*RECORDS SHOWN*.
* * * * *
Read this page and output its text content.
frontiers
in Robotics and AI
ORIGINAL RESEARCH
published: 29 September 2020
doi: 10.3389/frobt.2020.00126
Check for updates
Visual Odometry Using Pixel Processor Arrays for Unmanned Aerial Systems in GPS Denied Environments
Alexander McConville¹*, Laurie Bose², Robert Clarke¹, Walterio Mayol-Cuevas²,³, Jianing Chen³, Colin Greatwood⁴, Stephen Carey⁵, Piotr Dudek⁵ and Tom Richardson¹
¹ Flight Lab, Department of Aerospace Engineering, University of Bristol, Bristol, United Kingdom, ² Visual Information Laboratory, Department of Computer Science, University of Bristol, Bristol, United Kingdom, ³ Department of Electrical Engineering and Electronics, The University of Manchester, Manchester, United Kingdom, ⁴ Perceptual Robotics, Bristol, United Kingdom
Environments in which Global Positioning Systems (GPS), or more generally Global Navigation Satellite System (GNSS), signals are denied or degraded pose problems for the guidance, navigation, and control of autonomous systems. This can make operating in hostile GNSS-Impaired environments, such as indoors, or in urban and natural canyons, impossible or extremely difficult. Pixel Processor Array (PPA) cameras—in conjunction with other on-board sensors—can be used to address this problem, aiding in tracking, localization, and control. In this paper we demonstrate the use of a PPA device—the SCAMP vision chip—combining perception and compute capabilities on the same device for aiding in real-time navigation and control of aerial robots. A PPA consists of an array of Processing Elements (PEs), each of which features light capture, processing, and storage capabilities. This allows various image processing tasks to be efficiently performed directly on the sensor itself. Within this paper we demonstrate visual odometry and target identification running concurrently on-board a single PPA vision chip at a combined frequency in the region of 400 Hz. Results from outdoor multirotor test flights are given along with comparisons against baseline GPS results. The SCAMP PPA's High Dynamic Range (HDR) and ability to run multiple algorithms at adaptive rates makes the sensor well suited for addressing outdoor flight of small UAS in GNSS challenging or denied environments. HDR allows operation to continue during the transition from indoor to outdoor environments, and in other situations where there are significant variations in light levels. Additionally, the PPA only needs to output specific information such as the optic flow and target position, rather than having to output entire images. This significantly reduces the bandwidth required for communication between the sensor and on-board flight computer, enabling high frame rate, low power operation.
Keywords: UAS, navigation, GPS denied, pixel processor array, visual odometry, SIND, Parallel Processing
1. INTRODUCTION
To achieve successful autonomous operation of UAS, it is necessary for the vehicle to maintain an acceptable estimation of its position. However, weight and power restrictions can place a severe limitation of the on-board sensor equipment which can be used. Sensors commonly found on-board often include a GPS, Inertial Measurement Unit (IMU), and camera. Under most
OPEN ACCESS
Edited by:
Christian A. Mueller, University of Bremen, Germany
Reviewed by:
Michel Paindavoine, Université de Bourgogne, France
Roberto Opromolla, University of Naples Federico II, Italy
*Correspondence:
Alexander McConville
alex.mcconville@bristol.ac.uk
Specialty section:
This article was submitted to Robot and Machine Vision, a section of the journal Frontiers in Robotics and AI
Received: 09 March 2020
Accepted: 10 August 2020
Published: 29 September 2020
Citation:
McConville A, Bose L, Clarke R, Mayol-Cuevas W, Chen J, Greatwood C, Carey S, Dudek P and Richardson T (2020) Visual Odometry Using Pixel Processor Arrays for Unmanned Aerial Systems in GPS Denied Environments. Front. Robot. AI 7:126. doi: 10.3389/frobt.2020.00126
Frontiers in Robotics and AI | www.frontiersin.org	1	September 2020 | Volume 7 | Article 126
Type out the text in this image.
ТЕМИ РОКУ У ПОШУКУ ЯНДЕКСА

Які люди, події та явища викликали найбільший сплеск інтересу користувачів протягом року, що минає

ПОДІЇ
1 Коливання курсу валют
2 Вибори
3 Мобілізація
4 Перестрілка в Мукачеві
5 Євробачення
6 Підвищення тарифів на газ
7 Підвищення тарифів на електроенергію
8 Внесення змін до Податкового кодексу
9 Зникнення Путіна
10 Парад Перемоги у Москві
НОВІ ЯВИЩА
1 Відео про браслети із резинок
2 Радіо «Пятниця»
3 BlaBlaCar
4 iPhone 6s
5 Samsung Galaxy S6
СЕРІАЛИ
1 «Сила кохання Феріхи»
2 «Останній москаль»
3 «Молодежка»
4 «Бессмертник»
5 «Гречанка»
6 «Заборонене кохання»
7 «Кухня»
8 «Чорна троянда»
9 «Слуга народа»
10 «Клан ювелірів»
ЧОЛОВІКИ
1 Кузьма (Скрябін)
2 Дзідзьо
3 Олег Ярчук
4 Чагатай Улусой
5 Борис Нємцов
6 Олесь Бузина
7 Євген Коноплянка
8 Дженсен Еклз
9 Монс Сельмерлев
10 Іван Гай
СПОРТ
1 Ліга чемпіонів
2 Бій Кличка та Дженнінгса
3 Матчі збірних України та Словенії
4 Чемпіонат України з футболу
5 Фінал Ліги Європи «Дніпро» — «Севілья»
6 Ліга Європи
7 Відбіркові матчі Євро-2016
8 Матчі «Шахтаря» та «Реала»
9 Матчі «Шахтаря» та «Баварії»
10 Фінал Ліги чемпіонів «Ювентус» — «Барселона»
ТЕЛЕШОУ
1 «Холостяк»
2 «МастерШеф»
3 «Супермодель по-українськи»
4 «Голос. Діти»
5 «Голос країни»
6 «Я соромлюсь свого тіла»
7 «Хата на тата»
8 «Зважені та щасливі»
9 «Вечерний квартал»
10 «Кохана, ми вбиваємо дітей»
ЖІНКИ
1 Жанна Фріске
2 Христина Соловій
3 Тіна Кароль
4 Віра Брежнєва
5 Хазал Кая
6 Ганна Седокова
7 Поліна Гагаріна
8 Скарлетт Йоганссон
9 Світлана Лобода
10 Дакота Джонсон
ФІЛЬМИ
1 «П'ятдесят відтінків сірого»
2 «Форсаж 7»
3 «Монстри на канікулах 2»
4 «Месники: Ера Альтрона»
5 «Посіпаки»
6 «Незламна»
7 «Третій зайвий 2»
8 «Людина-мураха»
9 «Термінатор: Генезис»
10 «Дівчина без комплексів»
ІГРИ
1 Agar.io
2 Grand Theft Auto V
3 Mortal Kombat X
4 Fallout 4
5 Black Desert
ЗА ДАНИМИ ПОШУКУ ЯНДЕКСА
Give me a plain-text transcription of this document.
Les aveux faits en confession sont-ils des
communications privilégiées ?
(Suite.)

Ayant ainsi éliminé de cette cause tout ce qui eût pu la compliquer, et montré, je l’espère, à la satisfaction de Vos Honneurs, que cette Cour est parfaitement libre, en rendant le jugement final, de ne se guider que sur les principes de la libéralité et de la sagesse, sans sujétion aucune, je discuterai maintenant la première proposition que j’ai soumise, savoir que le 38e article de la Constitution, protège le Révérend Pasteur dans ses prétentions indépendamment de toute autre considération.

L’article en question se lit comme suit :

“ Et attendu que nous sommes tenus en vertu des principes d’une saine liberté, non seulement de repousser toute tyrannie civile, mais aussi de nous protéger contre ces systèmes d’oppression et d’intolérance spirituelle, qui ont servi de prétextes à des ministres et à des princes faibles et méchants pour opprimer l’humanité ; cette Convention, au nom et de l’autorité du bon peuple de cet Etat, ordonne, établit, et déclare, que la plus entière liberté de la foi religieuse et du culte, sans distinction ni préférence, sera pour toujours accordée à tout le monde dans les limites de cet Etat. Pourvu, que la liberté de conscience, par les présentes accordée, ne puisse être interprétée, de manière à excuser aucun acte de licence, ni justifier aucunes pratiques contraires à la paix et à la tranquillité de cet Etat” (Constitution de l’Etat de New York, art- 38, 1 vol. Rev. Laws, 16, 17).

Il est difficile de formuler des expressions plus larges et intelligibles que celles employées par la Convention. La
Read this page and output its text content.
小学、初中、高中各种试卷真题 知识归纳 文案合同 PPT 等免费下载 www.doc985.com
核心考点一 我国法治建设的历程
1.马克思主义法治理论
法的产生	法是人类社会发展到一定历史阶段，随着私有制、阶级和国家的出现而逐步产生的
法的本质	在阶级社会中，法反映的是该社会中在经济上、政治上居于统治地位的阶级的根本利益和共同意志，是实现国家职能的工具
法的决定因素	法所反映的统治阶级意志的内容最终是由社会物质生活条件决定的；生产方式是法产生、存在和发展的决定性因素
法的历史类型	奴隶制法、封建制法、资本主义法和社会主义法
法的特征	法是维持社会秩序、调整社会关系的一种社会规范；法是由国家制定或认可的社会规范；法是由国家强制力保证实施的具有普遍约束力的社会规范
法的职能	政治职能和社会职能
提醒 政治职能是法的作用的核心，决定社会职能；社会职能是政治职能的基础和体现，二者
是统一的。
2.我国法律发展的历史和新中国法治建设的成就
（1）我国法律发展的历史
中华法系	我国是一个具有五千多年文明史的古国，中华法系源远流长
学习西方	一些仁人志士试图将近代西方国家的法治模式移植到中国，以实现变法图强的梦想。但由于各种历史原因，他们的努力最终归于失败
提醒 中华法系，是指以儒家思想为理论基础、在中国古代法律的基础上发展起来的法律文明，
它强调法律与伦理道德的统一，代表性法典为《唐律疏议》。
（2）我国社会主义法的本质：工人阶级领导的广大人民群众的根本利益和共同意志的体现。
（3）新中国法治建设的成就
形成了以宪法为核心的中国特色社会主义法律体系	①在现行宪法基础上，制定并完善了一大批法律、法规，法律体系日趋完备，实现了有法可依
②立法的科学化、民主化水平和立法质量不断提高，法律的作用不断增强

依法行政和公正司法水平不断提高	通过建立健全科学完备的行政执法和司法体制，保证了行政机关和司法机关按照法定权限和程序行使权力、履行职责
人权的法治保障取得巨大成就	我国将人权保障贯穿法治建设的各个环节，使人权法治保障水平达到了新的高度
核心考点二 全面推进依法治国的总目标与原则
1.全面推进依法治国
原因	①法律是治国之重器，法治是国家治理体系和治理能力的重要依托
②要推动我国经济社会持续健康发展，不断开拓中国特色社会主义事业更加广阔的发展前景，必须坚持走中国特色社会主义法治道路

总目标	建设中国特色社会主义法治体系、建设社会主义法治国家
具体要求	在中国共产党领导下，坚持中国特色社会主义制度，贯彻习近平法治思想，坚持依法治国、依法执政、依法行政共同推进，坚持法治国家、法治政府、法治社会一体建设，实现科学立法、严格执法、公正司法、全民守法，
* * * * *
*DESCRIPTION OF THE TASK*. Using the listing above, gather each line that holds the string "Processing" and copy it.

*COMPLETED EXERCISE*.
Environments in which Global Positioning Systems (GPS), or more generally Global Navigation Satellite System (GNSS), signals are denied or degraded pose problems for the guidance, navigation, and control of autonomous systems. This can make operating in hostile GNSS-Impaired environments, such as indoors, or in urban and natural canyons, impossible or extremely difficult. Pixel Processor Array (PPA) cameras—in conjunction with other on-board sensors—can be used to address this problem, aiding in tracking, localization, and control. In this paper we demonstrate the use of a PPA device—the SCAMP vision chip—combining perception and compute capabilities on the same device for aiding in real-time navigation and control of aerial robots. A PPA consists of an array of Processing Elements (PEs), each of which features light capture, processing, and storage capabilities. This allows various image processing tasks to be efficiently performed directly on the sensor itself. Within this paper we demonstrate visual odometry and target identification running concurrently on-board a single PPA vision chip at a combined frequency in the region of 400 Hz. Results from outdoor multirotor test flights are given along with comparisons against baseline GPS results. The SCAMP PPA's High Dynamic Range (HDR) and ability to run multiple algorithms at adaptive rates makes the sensor well suited for addressing outdoor flight of small UAS in GNSS challenging or denied environments. HDR allows operation to continue during the transition from indoor to outdoor environments, and in other situations where there are significant variations in light levels. Additionally, the PPA only needs to output specific information such as the optic flow and target position, rather than having to output entire images. This significantly reduces the bandwidth required for communication between the sensor and on-board flight computer, enabling high frame rate, low power operation.
Keywords: UAS, navigation, GPS denied, pixel processor array, visual odometry, SIND, Parallel Processing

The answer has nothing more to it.